◆ **WHAT IS EXPECTED**
Collect every line in the records below that contains the word "prokazování".

◆ **DATA PROVIDED**
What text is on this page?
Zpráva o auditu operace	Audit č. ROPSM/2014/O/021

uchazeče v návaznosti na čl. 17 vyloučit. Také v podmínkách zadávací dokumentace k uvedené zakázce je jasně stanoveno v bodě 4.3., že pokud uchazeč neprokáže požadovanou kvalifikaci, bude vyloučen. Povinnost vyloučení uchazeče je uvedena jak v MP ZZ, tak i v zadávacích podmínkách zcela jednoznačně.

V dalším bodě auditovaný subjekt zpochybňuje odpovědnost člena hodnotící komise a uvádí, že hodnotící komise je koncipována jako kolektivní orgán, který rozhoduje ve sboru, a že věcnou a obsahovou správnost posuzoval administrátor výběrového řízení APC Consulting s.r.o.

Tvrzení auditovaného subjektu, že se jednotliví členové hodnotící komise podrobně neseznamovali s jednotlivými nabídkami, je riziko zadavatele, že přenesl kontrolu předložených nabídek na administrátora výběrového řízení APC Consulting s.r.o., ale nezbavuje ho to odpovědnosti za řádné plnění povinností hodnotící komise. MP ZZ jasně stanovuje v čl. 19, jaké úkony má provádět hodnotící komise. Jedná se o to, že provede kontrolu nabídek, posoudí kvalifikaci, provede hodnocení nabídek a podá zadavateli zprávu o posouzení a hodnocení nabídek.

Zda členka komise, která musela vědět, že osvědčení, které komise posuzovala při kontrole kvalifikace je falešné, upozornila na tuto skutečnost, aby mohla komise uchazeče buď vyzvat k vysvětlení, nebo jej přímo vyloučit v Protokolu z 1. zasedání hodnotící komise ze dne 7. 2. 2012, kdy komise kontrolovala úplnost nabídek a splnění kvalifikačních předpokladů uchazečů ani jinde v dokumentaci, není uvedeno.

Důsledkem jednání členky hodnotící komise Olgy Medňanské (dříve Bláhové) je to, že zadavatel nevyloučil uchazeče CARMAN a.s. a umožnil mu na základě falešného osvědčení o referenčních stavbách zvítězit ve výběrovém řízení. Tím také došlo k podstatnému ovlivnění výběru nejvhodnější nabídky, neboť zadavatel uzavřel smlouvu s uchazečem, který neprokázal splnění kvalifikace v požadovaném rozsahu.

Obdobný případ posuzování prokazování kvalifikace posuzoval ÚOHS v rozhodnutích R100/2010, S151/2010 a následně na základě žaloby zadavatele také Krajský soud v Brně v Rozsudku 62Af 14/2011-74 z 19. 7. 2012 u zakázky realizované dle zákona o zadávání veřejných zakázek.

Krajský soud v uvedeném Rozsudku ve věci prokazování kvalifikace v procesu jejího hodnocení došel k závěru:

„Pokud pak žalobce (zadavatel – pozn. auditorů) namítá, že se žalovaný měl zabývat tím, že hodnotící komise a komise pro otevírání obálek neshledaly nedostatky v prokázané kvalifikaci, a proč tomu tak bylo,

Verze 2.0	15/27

◆ **RESPONSE FOR THIS EXERCISE**
Obdobný případ posuzování prokazování kvalifikace posuzoval ÚOHS v rozhodnutích R100/2010, S151/2010 a následně na základě žaloby zadavatele také Krajský soud v Brně v Rozsudku 62Af 14/2011-74 z 19. 7. 2012 u zakázky realizované dle zákona o zadávání veřejných zakázek.
Krajský soud v uvedeném Rozsudku ve věci prokazování kvalifikace v procesu jejího hodnocení došel k závěru:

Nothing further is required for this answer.